Quartz scheduling with Spring

I was more than impressed how easy it was to implement a simple scheduling process in my J2EE application. I have a requirement that at defined periods in the week an email will be sent to a mailbox from my application. My application uses Spring which has built in support for Quartz and so all I had to do was this:


 

Add the following lines to my Ivy configuration to get the necessary binaries in the Ant build (it's not too dissimilar if you are using Maven for your POM):


 

<dependency org="opensymphony" name="quartz" rev="1.6.0"/>

<dependency org="commons-collections" name="commons-collections" rev="3.2"/>


 

And in my Spring config all I added was:


 

    <bean class="org.springframework.scheduling.quartz.SchedulerFactoryBean" lazy-init="false">

     <property name="triggers">    

     <ref bean="simpleTrigger"/>    

     </property>    

    </bean>

    

    <bean id="simpleTrigger" class="org.springframework.scheduling.quartz.SimpleTriggerBean">    

     <property name="jobDetail" ref="jobDetail"/>

    <!-- 10 seconds -->

     <property name="startDelay" value="10000"/>    

     <property name="repeatInterval" value="10000"/>

    </bean>


 

    <bean id="jobDetail" class="org.springframework.scheduling.quartz.MethodInvokingJobDetailFactoryBean">

     <property name="targetObject" ref="voyagerPaymentSpreadsheetImpl"/>

     <property name="targetMethod" value="emailPaymentSpreadsheet"/>

     <property name="concurrent" value="true"/>

    </bean>


 

Just to add some notes to this, the ShedulerFactoryBean
MUST NOT HAVE lazy initialisation otherwise Spring will wait for it to be called before it instantiates it, and therefore not ideal for a background scheduler:


 

<bean class="org.springframework.scheduling.quartz.SchedulerFactoryBean" lazy-init="false">


 

The SimpleTrigger is one I'm using for testing and runs the scheduler every 10 seconds, but in production I'll move this to be a CRON schedule, similar to this:


 

<bean id="cronTrigger" class="org.springframework.scheduling.quartz.CronTriggerBean">

<property name="jobDetail" ref="exampleJob"/>

    <!-- run every morning at 6 AM -->

<property name="cronExpression" value="0 0 6 * * ?"/>

</bean>


 

Finally the job detail is quite self explanatory but basically says when the scheduler kicks in call the method, targetMethod, on the object, targetObject.

++++++++++

Brief 1: Decide whether each statement agrees with the Quartz scheduling post, giving yes or no and quoting the words of the post that decide it. (a) The trigger used for testing fires every 10 seconds. (b) The SchedulerFactoryBean should be set up with lazy initialization. (c) The binaries are pulled into a Maven build.
Brief 2: Carry on the Quartz scheduling post after its last sentence.

++++++++++

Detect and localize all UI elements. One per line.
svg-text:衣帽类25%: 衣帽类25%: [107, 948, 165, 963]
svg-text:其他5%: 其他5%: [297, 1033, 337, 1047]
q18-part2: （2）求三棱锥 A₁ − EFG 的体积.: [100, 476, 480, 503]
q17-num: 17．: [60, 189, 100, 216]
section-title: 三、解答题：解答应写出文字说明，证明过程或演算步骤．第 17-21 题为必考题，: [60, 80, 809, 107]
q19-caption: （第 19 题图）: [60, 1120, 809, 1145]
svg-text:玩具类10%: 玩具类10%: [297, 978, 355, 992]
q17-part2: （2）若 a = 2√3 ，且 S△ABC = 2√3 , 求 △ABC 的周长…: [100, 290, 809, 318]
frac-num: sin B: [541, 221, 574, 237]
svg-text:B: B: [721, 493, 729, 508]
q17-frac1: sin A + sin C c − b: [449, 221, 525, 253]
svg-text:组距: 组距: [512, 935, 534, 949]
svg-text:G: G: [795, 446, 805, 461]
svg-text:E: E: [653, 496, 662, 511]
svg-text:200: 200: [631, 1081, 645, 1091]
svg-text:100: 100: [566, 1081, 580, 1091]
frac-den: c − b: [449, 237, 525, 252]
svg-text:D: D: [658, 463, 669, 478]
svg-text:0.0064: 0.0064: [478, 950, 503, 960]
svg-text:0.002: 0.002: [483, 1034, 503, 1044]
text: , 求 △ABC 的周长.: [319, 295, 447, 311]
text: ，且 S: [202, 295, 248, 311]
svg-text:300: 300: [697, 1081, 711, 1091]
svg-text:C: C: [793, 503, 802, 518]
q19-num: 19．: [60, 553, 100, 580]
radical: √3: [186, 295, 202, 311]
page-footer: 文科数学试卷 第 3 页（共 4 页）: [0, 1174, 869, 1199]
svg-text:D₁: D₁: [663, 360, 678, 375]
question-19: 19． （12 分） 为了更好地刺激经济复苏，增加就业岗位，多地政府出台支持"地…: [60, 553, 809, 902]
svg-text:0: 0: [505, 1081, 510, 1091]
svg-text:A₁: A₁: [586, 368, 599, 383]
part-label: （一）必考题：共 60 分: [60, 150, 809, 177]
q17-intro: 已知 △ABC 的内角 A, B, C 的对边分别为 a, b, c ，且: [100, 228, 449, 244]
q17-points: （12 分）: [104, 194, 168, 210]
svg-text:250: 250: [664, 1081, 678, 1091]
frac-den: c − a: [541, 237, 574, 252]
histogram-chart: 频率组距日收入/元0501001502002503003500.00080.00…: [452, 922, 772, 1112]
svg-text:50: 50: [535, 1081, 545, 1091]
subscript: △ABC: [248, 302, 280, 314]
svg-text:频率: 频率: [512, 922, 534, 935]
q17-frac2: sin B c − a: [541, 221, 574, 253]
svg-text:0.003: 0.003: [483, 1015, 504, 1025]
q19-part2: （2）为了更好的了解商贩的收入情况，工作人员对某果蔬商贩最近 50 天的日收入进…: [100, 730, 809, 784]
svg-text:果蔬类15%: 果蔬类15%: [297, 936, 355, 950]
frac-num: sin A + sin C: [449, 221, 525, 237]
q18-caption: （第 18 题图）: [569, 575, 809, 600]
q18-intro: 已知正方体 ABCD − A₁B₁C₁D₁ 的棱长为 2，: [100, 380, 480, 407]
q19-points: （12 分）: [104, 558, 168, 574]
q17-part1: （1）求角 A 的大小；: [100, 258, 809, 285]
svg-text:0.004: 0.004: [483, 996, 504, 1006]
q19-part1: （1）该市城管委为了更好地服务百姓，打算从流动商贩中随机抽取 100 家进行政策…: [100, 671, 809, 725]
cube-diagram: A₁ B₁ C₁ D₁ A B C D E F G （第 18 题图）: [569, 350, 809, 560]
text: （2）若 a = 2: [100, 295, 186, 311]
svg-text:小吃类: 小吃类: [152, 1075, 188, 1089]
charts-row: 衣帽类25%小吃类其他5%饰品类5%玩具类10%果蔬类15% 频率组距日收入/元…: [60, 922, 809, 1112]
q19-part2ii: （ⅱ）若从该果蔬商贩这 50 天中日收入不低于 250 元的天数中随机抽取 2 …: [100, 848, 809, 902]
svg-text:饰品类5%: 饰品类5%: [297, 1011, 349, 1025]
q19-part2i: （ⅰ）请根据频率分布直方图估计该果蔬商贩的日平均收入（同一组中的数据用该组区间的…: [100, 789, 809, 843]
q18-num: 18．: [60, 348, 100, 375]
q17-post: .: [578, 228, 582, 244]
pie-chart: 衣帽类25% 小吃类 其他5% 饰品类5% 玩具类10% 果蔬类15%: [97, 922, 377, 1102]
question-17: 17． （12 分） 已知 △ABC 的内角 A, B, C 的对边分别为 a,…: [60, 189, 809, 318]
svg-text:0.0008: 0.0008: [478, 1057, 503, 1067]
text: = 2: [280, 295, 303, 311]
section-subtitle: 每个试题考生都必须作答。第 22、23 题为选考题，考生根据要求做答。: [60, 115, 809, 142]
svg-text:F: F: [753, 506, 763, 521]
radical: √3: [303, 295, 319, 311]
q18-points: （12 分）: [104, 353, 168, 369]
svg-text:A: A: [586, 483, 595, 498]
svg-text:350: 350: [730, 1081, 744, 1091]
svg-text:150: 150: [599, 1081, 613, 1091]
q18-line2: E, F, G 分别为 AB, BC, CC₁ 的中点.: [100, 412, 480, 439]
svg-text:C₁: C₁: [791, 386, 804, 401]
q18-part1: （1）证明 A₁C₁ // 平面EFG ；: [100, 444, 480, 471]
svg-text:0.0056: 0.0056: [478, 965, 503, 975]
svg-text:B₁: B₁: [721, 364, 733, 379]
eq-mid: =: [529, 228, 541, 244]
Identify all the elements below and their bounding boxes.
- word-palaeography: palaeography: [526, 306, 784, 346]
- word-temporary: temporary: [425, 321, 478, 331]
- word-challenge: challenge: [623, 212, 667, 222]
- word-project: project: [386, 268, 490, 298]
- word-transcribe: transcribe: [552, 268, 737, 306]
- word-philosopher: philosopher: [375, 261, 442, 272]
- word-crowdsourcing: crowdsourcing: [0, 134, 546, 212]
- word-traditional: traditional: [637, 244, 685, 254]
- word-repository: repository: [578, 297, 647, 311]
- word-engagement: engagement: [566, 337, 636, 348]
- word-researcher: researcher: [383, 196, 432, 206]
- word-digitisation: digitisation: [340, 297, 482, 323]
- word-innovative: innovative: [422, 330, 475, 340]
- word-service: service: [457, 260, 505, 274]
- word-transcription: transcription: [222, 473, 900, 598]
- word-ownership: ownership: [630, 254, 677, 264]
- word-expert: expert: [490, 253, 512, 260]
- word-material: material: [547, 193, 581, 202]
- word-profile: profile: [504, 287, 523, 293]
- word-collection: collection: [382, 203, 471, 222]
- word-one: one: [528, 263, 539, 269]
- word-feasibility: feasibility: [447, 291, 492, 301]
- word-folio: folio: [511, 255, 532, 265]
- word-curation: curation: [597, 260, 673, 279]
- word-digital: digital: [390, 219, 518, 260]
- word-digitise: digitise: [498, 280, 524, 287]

++++++++++

Answer space 1:
(a) Yes: "runs the scheduler every 10 seconds"
(b) No: "MUST NOT HAVE lazy initialisation"
(c) No: "Add the following lines to my Ivy configuration to get the necessary binaries in the Ant build"

Answer space 2:
 

It's as easy as that… just plug and play… Of course I got most of this from the Spring documentation and by a bit of fiddling myself to get it working, but it works a treat!

3 Comments:

Blogger Chris Brind said...

Looks awesome, if you have an XML fetish! :)

Are you a software developer or an XML author? ;)

8:45 PM  
Blogger Andy Latham said...

LOL - Dude, I HAVE got an XML fetish... I believe in the KISS principle, if I can keep my code down to a minimum to do the job and hook it together with a few lines of XML config and save on all the hard to test glue code then I defo will :-)

2:43 PM  
Blogger Chris Brind said...

I missed your response.

Hmm, the thing about coding is that there's two levels of testing and you get one for free. Compilation can be a great tool for testing your code, if you design your code correctly. ;)

However, this entry is a very good example of how lazy developers can quickly add functionality to their applications and there's nothing wrong with being lazy!!!